- _Document extract_:
"""

Skip to content

Benchmarks

PET decisions should be based on evidence, not vibes.

Use this section when a PET choice sounds plausible but you need to know whether it survives real workload constraints.

Benchmark Dimensions

Dimension Question
Privacy Does the benchmark test the claim the system actually makes?
Utility Does the PET preserve the downstream decision, not just a generic score?
Cost What are compute, latency, bandwidth, storage, integration, and review costs?
Robustness What happens under drift, poisoning, repeated queries, dropouts, or small cohorts?
Operations Can a normal team deploy, monitor, debug, and explain the system?
Evidence quality Is the result measured, deployment-backed, literature-backed, or expert judgment?

Benchmark Source Quality

Benchmark claims need both an evidence level and a source-quality label. A measured value from a vendor blog is not the same thing as a reproducible benchmark package, and an illustrative scorecard value is not a measurement.

Source quality Meaning Decision use
Reproducible benchmark package Workload, code, data or data generator, environment, and run date are available Strongest benchmark evidence if the workload matches
Peer-reviewed measurement Paper reports workload, method, parameters, and limits Useful with scope checks; reproduce before procurement
Operator measurement Deploying team or vendor reports measured results Useful lead; validate independently for high-stakes decisions
Independent replication Non-operator repeats or challenges a claimed result Strong evidence for or against generalization
Expert estimate Maintainer or practitioner estimate without a run artifact Planning only; replace before commitment
Unsourced / illustrative Teaching value created for a scorecard example Never cite as performance evidence

(Evidence: Expert judgment. Source quality: Project standard. Reviewed 2026-06-17 — this taxonomy is a reporting discipline, not a measurement result.)

"""

- _Task set_:
**A.** What decision use does the benchmarks page give for an expert estimate?
**B.** Please translate this sentence from the benchmarks page into Spanish: "PET decisions should be based on evidence, not vibes."
The material has no part in this work.

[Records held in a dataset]

"""

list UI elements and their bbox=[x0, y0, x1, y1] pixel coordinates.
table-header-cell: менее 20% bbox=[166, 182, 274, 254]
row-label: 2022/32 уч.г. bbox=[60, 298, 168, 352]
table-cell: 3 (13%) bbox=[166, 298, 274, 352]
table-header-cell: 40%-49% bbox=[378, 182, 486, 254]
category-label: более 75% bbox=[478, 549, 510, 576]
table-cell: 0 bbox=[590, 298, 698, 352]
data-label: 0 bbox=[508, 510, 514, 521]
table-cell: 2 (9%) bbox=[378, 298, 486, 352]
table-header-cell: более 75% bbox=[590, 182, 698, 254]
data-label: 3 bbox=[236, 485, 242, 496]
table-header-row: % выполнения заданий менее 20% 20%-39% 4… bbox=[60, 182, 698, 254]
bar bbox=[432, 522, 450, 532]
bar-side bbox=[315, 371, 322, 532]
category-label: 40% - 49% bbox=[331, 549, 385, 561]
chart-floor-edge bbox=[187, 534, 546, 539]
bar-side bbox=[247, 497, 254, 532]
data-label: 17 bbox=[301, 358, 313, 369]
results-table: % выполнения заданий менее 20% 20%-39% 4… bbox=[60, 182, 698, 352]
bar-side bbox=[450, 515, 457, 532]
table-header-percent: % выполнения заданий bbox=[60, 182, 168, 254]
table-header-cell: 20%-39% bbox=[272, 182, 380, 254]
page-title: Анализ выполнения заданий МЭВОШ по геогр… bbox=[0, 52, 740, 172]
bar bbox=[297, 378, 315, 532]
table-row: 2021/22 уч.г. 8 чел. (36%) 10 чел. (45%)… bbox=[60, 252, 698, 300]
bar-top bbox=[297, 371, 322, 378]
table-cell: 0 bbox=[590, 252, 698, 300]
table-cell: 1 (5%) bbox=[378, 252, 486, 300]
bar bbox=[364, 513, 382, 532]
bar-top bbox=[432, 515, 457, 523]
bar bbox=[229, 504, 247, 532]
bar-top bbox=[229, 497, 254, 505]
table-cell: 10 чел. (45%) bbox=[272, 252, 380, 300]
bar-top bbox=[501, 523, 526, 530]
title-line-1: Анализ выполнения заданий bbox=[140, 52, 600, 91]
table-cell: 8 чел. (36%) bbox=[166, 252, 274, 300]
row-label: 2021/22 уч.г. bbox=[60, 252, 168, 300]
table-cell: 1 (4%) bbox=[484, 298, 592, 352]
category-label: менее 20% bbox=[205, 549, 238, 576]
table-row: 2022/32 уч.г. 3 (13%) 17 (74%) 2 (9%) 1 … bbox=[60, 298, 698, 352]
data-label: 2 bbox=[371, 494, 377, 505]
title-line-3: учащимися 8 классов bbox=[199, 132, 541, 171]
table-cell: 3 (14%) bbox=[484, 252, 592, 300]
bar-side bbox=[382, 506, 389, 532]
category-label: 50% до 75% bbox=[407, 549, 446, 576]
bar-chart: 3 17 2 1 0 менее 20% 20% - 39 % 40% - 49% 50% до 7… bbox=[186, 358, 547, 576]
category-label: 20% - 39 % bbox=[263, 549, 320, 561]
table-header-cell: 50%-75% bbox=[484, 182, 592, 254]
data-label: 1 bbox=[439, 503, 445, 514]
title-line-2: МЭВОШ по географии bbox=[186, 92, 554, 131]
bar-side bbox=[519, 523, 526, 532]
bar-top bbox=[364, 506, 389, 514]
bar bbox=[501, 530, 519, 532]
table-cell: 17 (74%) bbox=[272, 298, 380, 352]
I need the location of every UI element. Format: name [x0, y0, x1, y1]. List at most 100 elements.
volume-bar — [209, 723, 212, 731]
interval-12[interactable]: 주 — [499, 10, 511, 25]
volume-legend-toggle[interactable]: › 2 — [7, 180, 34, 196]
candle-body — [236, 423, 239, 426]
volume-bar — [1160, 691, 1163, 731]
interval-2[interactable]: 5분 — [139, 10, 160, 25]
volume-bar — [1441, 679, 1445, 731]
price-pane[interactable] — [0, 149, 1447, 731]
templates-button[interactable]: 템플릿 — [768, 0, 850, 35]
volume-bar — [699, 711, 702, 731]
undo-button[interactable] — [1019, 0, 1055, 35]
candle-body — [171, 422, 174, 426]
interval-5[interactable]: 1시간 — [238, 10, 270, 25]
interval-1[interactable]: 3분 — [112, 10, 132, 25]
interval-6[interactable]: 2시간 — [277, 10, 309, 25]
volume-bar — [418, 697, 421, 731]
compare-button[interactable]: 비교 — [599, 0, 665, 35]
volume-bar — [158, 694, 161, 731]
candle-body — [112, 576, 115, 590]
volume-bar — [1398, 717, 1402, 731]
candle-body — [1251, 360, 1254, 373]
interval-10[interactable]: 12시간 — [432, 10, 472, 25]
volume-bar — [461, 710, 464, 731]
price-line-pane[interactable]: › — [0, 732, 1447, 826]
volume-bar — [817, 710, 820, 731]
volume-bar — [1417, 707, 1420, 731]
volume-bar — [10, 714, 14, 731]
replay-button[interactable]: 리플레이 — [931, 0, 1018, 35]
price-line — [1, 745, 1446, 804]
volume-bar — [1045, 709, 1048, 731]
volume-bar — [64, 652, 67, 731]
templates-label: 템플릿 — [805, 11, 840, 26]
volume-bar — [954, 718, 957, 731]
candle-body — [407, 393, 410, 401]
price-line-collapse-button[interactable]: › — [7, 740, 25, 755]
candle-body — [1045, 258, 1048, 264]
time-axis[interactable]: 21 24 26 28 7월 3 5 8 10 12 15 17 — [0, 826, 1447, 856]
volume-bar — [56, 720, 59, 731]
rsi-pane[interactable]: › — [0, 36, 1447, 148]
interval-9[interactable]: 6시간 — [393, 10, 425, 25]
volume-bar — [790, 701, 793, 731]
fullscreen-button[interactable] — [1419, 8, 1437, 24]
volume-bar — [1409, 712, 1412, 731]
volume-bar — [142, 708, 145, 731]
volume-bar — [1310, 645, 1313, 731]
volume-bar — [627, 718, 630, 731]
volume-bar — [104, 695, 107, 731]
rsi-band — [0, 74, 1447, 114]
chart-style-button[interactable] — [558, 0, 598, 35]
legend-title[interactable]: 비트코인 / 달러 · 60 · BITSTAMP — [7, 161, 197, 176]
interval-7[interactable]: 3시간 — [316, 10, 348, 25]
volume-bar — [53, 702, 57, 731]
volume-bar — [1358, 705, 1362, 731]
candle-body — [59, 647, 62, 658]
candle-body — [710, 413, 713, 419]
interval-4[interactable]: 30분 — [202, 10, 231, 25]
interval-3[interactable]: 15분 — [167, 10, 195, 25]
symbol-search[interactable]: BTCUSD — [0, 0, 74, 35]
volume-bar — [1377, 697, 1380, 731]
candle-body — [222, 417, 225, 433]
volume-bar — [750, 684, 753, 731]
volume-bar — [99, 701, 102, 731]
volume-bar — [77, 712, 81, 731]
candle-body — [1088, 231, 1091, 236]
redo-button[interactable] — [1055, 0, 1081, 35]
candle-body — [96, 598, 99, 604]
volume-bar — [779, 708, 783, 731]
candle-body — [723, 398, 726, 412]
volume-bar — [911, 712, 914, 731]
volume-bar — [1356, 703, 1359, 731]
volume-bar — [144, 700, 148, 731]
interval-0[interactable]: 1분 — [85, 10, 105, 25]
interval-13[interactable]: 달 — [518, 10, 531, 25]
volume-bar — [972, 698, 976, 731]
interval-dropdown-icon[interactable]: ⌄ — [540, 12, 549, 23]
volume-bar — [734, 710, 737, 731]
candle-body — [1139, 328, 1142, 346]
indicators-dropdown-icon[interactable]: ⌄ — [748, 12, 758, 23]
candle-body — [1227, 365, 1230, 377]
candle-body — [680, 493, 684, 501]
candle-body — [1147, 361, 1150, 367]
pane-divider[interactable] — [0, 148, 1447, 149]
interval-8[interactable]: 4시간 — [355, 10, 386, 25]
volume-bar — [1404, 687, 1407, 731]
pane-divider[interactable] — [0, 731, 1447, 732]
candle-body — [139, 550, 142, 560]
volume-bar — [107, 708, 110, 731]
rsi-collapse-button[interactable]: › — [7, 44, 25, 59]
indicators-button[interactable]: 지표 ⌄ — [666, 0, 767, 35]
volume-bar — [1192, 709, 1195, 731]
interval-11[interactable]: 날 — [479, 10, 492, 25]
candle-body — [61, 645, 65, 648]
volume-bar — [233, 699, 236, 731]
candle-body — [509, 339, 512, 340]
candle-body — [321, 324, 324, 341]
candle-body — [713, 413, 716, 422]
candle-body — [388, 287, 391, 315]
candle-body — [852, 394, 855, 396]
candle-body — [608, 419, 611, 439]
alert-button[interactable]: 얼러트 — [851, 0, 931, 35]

"""

- _Your responses_:
**A.** Planning only; it should be replaced before commitment.

**B.** Las decisiones sobre PET deben basarse en evidencia, no en impresiones.